* **Given instruction**:
Determine the number of lines holding the word "JSON"; answer with that number only.
[Start Material for this task]
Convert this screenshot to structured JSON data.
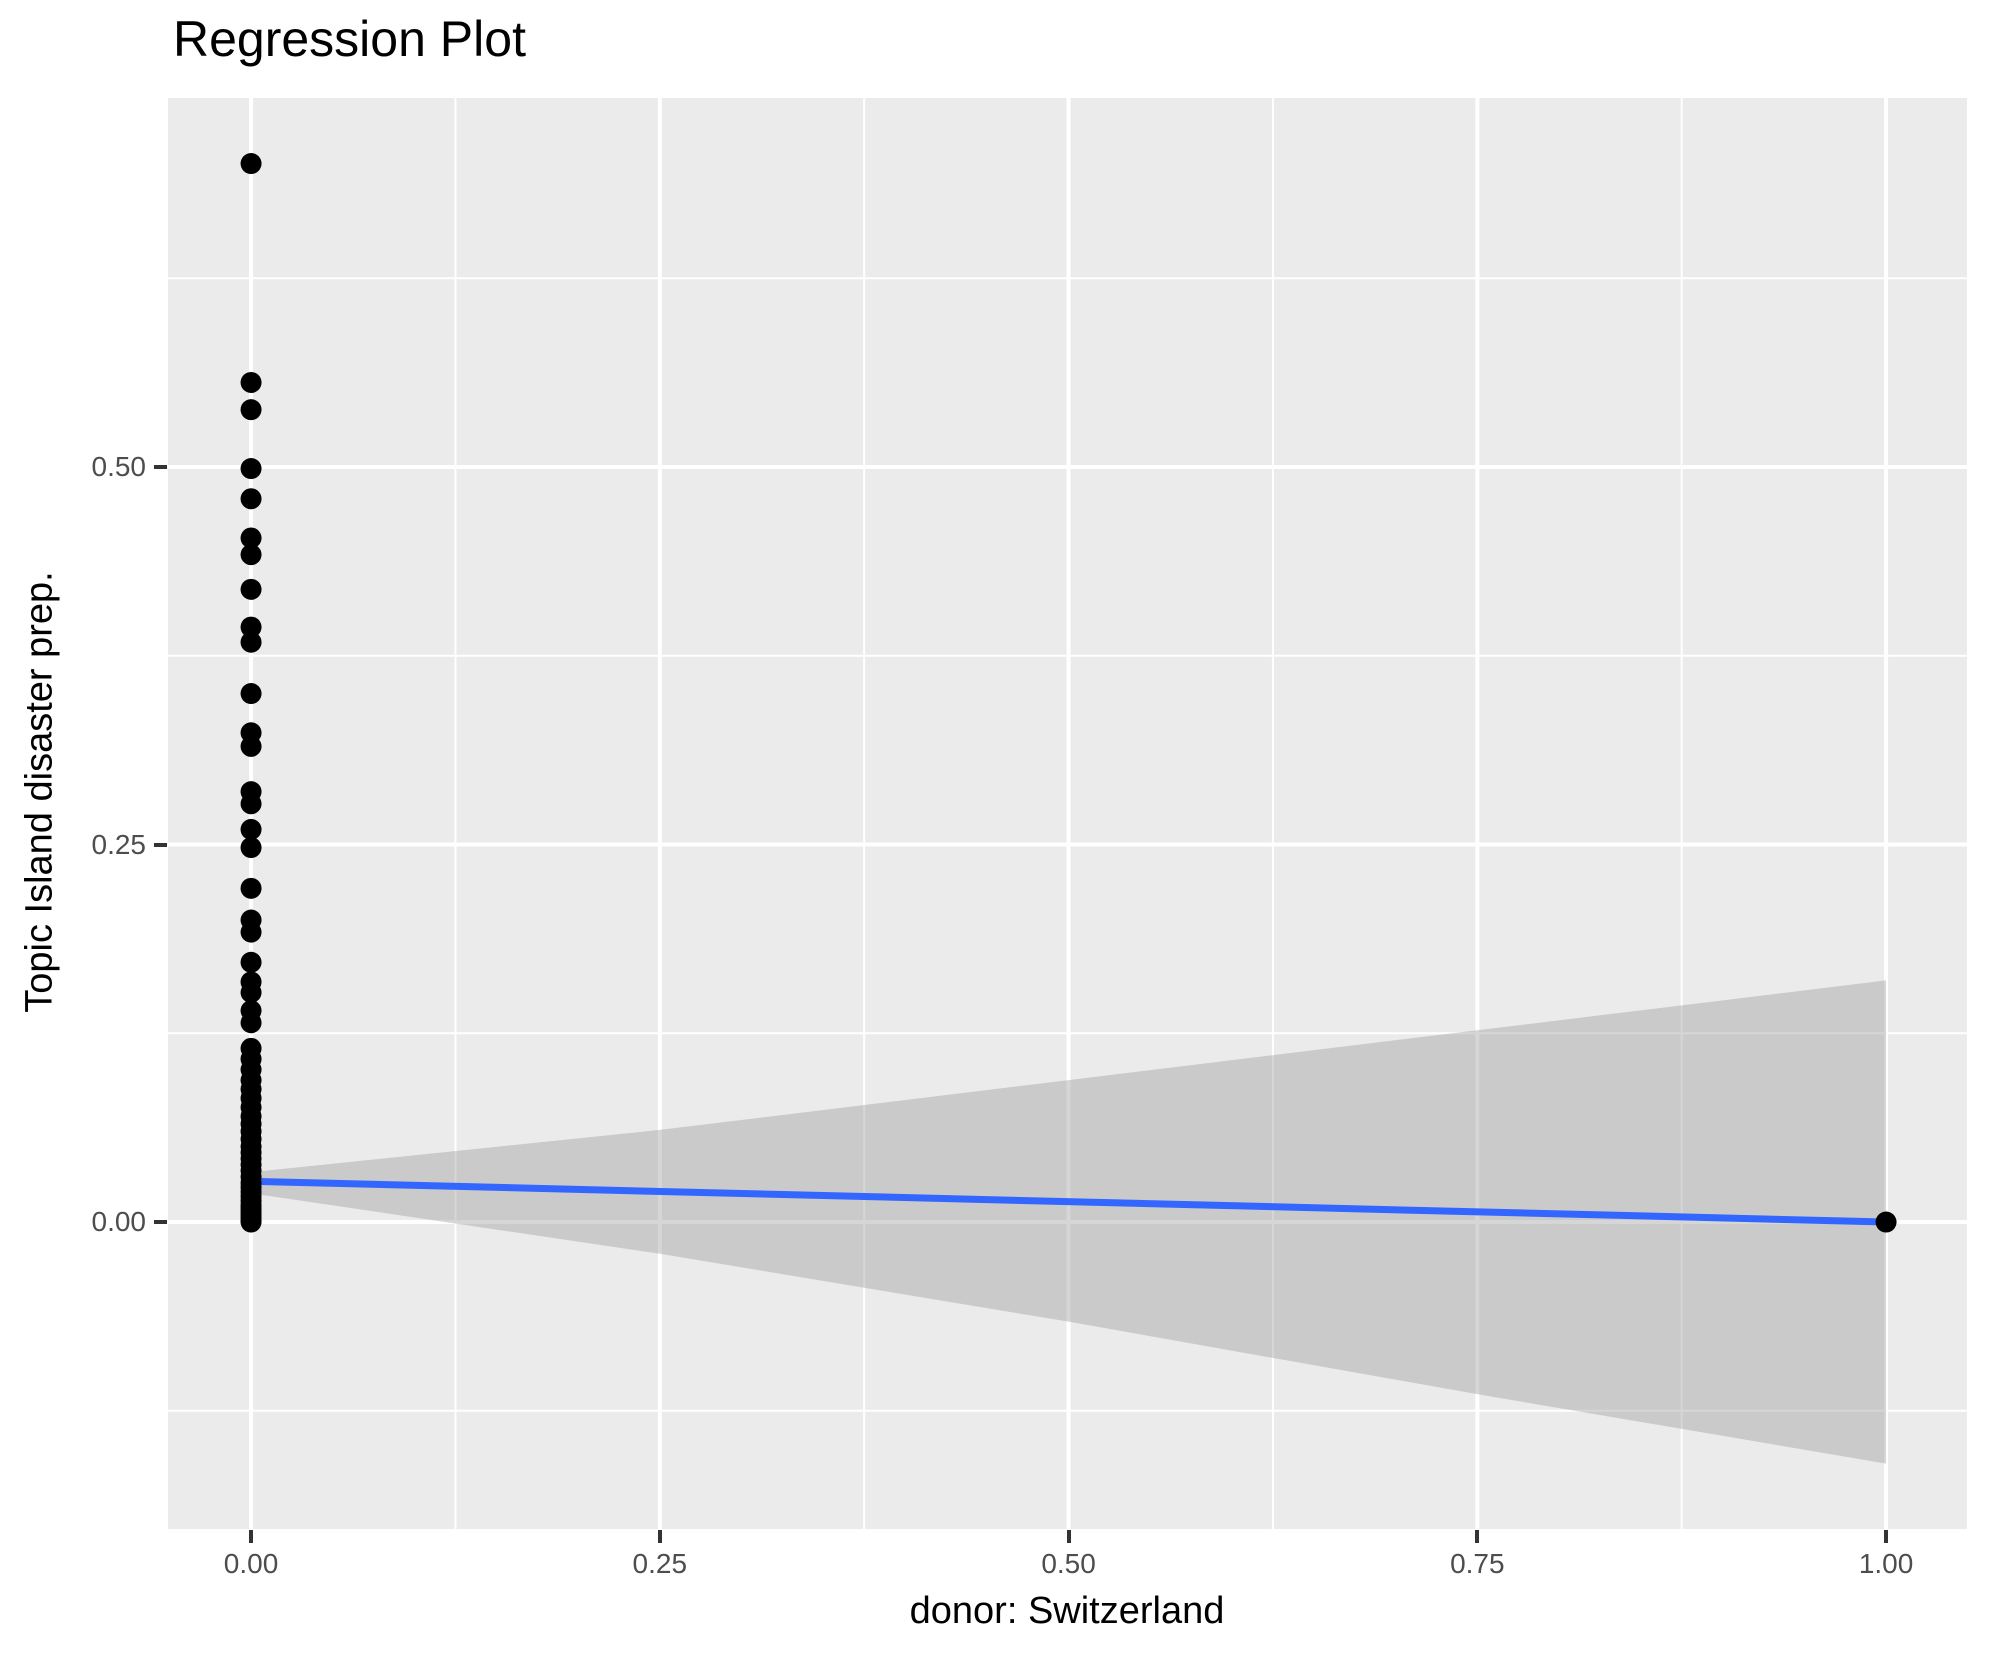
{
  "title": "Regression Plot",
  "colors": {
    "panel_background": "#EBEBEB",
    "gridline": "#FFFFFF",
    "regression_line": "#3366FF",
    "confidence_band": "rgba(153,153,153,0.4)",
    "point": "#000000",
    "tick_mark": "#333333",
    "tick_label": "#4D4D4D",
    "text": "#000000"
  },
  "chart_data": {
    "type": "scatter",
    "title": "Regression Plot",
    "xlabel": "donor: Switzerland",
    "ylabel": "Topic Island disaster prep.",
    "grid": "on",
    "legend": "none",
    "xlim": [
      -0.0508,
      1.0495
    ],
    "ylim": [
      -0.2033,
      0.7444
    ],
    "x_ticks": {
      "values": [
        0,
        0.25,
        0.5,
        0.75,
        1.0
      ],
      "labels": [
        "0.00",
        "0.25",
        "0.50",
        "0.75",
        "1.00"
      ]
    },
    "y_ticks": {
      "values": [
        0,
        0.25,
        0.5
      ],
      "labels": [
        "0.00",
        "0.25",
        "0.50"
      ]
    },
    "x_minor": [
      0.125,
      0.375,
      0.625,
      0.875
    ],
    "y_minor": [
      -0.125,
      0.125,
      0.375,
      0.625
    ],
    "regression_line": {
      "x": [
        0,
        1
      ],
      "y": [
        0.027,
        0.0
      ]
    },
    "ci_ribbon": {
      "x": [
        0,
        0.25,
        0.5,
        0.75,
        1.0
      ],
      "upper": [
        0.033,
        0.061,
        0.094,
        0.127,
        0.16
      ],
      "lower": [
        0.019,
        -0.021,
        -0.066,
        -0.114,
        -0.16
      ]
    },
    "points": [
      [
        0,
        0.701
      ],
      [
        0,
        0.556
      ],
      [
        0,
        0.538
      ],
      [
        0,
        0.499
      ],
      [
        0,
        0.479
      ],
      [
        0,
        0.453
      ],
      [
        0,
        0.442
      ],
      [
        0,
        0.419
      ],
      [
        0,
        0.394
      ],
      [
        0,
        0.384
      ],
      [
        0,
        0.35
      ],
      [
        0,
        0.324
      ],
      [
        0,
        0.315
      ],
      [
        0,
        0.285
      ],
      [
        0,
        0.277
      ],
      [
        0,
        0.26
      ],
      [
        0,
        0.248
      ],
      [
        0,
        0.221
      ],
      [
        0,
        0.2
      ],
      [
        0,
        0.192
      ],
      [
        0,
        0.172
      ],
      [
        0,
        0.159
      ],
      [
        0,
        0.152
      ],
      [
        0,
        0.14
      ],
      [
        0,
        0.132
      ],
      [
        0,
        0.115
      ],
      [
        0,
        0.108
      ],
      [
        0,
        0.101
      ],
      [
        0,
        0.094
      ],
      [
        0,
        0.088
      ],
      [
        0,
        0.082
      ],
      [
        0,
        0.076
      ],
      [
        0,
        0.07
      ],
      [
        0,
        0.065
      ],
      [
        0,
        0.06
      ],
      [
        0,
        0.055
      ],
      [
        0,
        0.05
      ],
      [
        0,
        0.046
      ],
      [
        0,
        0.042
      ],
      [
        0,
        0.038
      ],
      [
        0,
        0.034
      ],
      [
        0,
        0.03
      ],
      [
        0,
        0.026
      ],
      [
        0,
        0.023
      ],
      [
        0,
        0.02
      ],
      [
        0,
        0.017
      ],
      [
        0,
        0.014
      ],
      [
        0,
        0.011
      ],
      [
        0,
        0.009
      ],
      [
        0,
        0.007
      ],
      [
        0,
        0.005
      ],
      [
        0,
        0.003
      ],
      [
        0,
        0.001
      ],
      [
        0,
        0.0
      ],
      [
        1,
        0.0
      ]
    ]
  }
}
[End Material for this task]
[Start Material for this task]
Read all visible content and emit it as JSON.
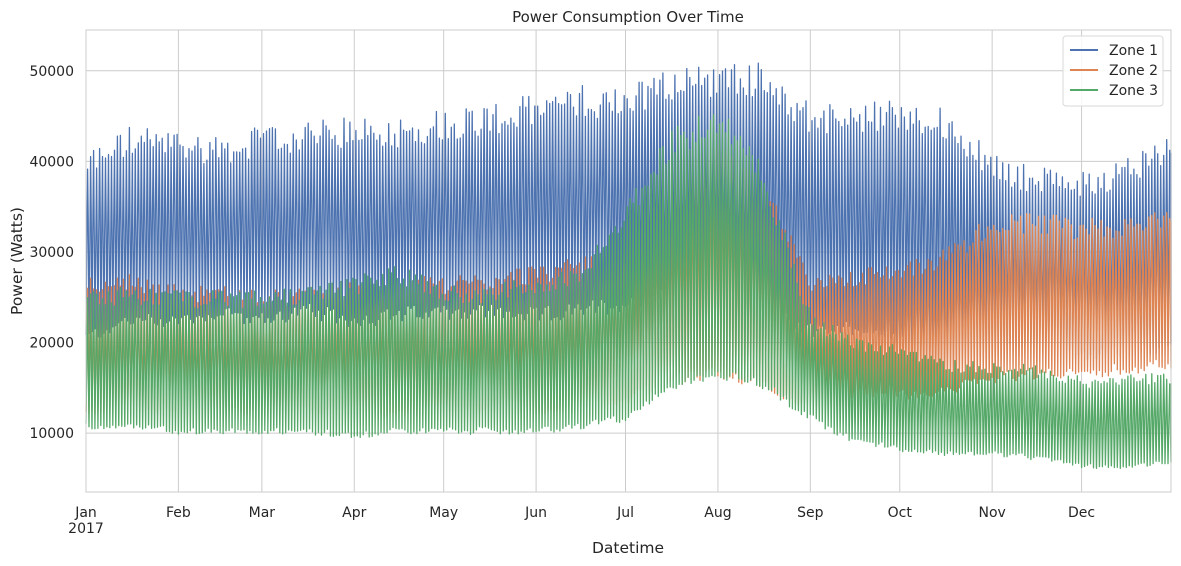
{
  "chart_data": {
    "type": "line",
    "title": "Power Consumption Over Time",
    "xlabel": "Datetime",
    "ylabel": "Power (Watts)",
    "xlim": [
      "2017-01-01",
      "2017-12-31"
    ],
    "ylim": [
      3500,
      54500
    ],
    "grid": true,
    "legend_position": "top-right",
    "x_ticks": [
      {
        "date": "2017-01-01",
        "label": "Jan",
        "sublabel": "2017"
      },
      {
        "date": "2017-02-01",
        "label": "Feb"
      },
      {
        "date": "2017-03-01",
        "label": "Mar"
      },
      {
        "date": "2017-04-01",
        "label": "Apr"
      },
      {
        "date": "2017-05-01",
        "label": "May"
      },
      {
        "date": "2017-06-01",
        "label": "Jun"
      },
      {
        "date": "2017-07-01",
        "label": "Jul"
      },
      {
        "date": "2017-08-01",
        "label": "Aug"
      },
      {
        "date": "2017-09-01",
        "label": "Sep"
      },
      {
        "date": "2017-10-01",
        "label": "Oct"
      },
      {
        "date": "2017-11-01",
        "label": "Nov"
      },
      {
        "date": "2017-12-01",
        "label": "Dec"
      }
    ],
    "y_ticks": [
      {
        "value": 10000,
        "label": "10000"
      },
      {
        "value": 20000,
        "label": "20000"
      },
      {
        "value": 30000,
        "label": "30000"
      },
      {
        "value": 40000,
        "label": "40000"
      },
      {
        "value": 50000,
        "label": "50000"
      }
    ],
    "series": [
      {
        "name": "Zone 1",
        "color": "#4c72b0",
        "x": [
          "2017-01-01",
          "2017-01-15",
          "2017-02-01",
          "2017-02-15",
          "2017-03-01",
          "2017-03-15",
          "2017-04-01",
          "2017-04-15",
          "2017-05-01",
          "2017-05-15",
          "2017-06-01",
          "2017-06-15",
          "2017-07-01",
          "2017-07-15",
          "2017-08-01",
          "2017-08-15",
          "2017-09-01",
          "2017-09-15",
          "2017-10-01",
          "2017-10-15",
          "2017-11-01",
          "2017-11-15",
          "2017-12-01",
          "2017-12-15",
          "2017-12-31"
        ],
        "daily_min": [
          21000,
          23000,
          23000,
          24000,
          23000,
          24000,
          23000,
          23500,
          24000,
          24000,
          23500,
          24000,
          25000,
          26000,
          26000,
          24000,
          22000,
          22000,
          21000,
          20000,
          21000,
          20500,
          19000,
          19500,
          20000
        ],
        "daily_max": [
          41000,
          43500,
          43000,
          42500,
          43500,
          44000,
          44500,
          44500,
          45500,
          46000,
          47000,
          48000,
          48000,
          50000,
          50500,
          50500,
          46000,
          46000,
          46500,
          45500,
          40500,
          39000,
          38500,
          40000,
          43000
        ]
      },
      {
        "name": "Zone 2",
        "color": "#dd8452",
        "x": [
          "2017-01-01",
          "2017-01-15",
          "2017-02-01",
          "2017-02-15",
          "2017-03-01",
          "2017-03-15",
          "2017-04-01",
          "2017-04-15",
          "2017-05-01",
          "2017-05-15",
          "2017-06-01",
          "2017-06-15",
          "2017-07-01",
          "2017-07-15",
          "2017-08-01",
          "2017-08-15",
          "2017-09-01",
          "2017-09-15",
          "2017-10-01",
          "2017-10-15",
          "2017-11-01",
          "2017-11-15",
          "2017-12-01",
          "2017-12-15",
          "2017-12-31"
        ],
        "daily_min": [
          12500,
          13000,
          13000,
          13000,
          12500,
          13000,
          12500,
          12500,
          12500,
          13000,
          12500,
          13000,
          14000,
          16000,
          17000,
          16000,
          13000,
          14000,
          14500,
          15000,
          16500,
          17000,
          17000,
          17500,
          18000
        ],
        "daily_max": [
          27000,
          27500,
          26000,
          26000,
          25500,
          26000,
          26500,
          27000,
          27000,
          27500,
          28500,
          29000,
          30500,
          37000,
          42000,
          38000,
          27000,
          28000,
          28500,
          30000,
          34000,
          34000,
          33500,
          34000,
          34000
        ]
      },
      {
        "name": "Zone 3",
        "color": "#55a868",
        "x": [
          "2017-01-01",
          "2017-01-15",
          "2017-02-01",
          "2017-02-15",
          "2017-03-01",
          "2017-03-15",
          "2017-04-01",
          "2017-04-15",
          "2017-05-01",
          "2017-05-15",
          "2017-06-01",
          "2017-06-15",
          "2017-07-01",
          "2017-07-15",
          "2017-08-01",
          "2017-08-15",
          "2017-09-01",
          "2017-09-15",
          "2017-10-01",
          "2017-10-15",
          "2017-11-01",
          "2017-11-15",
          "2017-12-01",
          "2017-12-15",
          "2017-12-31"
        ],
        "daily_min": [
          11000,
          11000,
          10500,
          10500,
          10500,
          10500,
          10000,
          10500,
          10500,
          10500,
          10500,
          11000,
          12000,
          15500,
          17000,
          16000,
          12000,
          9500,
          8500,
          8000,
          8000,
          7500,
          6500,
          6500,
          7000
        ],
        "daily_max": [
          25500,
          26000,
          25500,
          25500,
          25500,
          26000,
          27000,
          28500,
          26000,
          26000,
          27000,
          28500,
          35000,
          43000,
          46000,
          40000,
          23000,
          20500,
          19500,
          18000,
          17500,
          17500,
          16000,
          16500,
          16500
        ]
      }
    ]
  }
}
[End Material for this task]
* **Completed exercise**:
2